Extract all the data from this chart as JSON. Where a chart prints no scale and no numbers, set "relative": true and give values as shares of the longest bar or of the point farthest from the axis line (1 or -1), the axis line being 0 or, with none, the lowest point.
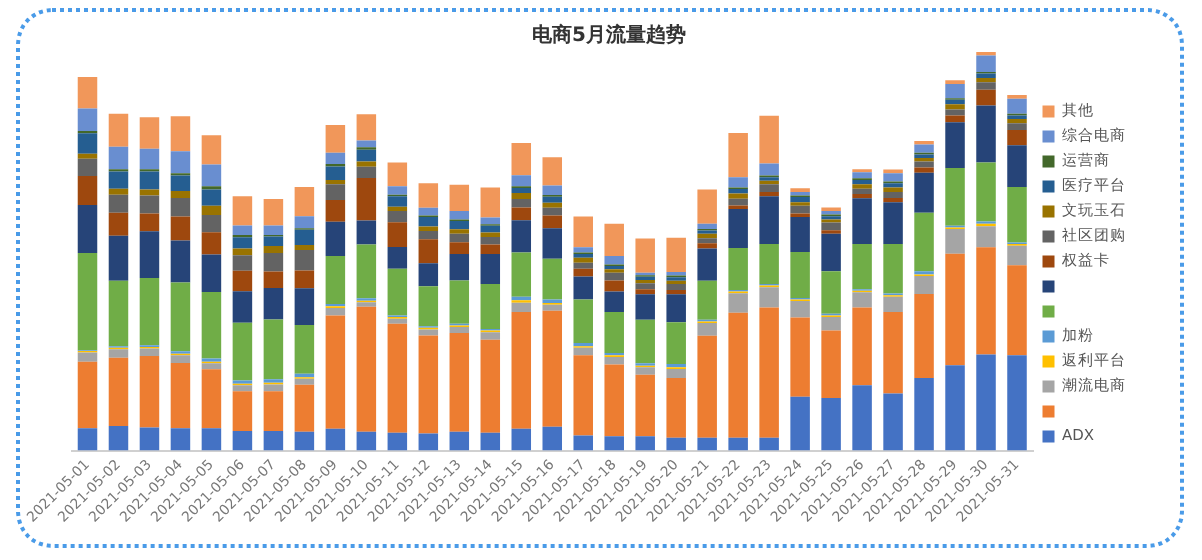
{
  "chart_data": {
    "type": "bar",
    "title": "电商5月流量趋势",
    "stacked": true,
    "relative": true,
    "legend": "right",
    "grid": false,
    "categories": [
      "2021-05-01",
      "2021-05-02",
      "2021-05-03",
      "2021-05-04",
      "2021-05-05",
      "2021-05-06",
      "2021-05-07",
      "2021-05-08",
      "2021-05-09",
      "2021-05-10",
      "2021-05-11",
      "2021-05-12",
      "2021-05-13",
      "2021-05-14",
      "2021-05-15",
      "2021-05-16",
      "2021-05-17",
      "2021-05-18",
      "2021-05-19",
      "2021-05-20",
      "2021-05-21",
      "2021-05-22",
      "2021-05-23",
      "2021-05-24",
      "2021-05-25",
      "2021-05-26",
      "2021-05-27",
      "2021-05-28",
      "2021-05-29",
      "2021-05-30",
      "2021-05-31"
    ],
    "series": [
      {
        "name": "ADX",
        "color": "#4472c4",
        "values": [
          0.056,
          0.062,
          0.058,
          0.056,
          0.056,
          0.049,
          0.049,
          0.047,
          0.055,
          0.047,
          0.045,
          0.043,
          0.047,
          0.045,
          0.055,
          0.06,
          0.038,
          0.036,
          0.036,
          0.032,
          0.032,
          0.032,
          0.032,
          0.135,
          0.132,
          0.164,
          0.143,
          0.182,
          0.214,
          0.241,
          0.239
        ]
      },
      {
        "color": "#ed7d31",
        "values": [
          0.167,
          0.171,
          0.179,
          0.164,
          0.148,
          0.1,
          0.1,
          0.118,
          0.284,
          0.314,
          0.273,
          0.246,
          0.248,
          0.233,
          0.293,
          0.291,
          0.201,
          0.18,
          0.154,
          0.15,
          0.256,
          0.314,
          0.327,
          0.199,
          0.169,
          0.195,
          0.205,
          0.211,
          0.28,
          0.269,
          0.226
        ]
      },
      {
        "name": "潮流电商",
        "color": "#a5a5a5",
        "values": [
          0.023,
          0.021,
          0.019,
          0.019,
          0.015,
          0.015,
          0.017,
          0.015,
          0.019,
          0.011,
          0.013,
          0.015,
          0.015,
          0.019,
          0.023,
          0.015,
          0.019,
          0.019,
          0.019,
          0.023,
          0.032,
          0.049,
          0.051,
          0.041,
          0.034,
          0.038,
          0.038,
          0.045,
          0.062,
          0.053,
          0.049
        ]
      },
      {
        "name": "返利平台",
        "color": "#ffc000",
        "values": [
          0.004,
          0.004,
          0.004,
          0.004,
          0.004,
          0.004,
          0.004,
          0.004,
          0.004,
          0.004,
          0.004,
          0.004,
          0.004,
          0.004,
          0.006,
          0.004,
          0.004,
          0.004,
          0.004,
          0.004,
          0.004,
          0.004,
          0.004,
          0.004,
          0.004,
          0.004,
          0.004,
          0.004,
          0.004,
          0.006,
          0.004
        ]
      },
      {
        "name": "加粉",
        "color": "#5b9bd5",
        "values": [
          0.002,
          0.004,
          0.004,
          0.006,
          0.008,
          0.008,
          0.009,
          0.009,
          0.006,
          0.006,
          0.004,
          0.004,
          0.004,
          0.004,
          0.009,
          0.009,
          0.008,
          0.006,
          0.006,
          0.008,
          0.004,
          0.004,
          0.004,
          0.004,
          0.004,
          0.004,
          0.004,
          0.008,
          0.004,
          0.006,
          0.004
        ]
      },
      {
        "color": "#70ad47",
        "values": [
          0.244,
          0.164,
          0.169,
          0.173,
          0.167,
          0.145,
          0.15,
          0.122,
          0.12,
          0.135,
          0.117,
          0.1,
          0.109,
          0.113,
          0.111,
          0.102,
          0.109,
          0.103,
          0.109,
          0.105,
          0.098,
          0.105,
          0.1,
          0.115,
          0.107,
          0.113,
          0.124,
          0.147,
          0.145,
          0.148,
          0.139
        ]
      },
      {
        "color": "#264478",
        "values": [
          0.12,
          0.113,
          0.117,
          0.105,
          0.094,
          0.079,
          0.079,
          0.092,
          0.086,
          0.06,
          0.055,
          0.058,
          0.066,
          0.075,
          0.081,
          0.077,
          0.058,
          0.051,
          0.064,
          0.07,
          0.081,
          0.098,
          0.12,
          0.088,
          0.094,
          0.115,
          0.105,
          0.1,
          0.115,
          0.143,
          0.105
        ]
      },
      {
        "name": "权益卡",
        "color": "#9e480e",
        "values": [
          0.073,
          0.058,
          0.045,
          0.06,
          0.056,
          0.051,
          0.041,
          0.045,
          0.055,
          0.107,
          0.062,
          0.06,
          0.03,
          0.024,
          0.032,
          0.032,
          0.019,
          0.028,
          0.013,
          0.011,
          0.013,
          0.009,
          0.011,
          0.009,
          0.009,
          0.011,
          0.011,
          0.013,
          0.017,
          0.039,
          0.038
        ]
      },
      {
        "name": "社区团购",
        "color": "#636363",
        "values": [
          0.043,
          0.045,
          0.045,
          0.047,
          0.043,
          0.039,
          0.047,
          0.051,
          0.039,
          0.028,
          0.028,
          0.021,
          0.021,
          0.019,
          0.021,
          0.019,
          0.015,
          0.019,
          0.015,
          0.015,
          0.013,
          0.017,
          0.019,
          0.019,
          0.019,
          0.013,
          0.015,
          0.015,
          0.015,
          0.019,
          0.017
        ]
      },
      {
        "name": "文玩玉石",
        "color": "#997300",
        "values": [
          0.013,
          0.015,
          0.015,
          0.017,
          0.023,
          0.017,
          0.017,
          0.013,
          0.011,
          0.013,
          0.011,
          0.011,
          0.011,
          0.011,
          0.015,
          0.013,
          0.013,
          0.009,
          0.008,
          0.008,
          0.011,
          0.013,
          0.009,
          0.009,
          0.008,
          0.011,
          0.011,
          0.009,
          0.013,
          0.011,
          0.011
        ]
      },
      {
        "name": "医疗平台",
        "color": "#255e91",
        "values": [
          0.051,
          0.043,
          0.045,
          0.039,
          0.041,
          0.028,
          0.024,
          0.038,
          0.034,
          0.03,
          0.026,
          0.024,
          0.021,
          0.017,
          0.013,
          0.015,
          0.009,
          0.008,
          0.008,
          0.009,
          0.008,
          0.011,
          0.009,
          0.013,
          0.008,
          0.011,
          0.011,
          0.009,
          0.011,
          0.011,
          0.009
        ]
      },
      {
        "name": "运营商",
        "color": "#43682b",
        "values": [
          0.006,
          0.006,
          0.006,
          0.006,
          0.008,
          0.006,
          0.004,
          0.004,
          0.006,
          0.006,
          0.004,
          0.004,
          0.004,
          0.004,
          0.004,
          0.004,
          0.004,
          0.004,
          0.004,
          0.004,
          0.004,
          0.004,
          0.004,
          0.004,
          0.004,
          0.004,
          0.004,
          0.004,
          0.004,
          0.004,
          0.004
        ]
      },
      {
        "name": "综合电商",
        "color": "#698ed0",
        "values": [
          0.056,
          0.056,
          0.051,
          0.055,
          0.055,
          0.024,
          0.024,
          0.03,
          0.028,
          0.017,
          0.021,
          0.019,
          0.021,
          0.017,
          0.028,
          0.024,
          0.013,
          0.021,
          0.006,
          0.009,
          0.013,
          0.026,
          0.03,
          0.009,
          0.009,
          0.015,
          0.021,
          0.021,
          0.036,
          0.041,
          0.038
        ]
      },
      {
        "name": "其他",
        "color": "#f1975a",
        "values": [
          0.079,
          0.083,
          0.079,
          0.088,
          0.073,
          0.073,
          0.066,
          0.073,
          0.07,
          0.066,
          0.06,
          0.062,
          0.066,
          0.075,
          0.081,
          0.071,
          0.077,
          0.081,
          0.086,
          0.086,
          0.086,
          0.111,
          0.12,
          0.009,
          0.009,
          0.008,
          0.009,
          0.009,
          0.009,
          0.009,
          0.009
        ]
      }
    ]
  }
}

==

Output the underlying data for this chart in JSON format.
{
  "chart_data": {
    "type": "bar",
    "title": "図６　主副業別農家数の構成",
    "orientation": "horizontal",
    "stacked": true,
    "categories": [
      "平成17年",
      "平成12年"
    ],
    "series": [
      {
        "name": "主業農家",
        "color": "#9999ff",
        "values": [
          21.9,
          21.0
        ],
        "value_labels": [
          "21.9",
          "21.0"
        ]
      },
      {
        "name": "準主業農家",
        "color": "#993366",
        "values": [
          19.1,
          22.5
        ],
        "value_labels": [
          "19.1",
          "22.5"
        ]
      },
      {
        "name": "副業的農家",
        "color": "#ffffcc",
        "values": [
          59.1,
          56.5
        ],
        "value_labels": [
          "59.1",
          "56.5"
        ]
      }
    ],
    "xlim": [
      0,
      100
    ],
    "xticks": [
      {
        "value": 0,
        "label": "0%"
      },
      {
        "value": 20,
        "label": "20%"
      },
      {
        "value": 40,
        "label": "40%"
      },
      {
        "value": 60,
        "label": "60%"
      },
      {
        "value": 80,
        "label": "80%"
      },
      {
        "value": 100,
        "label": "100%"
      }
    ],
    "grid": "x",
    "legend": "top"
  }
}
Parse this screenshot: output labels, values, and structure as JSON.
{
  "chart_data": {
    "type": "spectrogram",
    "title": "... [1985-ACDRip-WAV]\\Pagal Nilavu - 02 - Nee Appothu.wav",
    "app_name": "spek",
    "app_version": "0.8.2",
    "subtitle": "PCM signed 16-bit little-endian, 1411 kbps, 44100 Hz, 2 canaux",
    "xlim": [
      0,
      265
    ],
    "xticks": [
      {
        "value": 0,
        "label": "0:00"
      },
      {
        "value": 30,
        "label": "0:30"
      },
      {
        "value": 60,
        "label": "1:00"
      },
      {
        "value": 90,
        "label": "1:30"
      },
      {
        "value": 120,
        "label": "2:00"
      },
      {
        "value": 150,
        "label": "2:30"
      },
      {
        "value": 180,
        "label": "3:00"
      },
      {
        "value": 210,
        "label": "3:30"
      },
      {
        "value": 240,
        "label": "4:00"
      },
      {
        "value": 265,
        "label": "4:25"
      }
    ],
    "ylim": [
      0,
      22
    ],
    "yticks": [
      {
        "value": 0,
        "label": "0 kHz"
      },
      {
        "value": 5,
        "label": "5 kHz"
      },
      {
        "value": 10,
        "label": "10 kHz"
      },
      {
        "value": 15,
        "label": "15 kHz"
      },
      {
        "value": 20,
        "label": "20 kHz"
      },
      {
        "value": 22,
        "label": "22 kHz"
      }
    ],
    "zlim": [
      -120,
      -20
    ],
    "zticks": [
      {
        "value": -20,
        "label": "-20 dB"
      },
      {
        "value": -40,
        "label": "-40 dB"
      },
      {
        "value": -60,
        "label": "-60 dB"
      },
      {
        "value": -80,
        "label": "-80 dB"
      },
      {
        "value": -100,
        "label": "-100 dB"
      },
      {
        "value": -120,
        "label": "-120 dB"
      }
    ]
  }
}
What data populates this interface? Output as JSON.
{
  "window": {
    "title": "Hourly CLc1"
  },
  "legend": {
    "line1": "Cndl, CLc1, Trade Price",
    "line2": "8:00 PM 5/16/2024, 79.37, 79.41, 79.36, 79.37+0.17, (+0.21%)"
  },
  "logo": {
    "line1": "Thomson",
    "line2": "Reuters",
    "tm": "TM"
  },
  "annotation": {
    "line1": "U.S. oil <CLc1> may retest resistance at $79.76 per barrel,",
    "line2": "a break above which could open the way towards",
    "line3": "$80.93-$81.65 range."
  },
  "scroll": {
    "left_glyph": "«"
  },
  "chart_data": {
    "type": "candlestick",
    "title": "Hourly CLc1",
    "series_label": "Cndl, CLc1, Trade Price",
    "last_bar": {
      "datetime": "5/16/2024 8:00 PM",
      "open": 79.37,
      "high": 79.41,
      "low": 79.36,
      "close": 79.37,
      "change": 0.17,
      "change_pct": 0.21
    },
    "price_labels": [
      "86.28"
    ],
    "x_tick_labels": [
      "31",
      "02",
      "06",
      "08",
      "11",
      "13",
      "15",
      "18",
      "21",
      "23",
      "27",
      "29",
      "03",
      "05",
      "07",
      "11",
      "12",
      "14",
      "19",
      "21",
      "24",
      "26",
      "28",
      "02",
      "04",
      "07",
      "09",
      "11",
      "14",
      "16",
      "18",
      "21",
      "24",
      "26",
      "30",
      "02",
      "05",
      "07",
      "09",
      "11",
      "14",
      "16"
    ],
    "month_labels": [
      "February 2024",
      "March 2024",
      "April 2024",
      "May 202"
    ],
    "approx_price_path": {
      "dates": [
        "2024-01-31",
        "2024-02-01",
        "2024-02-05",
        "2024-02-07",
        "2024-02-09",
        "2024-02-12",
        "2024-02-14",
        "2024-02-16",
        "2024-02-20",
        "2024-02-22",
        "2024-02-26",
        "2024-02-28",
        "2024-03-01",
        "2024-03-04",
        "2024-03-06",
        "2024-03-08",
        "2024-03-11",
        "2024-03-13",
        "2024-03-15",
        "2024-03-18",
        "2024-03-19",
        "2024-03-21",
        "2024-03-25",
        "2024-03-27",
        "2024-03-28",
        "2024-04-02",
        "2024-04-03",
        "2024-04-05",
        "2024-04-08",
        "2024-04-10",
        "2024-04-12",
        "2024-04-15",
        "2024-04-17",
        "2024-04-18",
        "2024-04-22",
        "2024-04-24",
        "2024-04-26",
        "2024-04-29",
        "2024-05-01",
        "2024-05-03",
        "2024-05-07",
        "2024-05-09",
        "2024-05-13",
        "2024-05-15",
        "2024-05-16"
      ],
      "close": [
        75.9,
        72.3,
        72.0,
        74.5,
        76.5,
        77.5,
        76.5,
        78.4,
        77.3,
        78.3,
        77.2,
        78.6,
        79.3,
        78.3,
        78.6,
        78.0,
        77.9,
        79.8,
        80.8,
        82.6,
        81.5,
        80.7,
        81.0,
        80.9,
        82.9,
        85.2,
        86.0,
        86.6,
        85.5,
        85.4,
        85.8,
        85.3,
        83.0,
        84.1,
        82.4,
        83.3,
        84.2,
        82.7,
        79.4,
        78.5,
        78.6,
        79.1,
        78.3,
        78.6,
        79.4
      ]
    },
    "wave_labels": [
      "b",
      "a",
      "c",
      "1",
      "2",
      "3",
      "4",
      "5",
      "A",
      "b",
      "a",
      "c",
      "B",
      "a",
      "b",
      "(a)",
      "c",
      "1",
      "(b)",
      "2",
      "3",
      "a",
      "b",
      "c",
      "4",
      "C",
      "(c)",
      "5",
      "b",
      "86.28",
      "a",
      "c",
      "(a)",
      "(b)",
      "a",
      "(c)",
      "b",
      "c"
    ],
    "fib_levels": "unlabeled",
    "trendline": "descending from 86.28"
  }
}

--

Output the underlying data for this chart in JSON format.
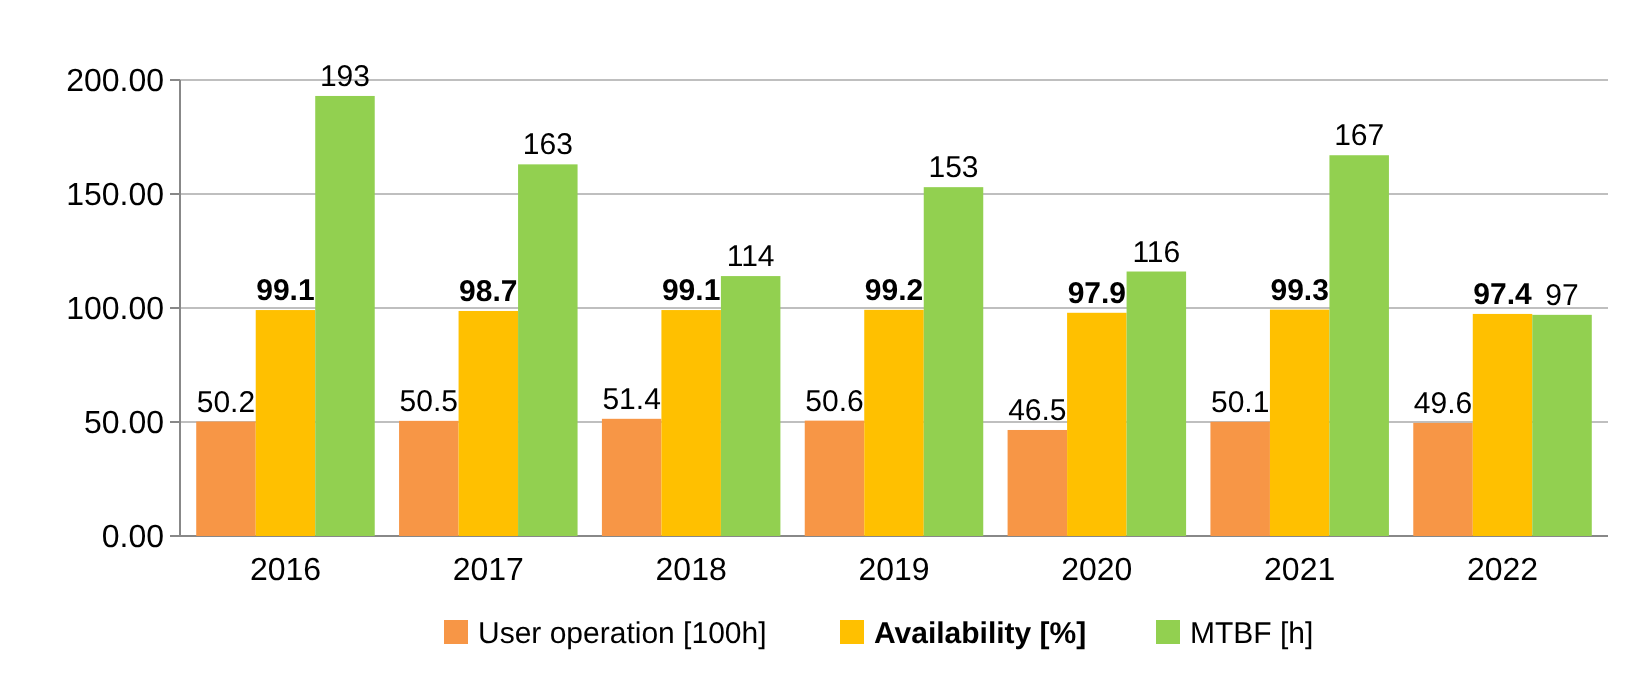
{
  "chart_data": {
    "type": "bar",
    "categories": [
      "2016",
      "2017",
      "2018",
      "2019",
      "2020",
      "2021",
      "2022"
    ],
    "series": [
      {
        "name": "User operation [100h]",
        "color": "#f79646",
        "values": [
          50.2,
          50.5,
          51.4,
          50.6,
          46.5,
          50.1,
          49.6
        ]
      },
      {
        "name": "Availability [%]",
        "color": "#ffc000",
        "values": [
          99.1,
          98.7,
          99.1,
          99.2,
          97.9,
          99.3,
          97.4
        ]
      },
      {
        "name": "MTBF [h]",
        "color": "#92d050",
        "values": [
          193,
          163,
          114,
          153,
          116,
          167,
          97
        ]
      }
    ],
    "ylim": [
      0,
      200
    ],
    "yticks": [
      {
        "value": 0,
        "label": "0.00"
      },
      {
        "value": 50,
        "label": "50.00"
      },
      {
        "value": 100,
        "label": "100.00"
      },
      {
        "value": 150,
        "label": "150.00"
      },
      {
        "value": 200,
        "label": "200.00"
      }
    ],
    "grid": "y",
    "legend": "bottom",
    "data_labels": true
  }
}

EXERCISE REQUIREMENTS: Return the lines of the records that include the string "JSON".

SOLUTION TO THE EXERCISE:
Extract all the data from this chart as JSON. Where a chart prints no scale and no numbers, set "relative": true and give values as shares of the longest bar or of the point farthest from the axis line (1 or -1), the axis line being 0 or, with none, the lowest point.
Output the underlying data for this chart in JSON format.
Parse this screenshot: output labels, values, and structure as JSON.
What data populates this interface? Output as JSON.
Output the underlying data for this chart in JSON format.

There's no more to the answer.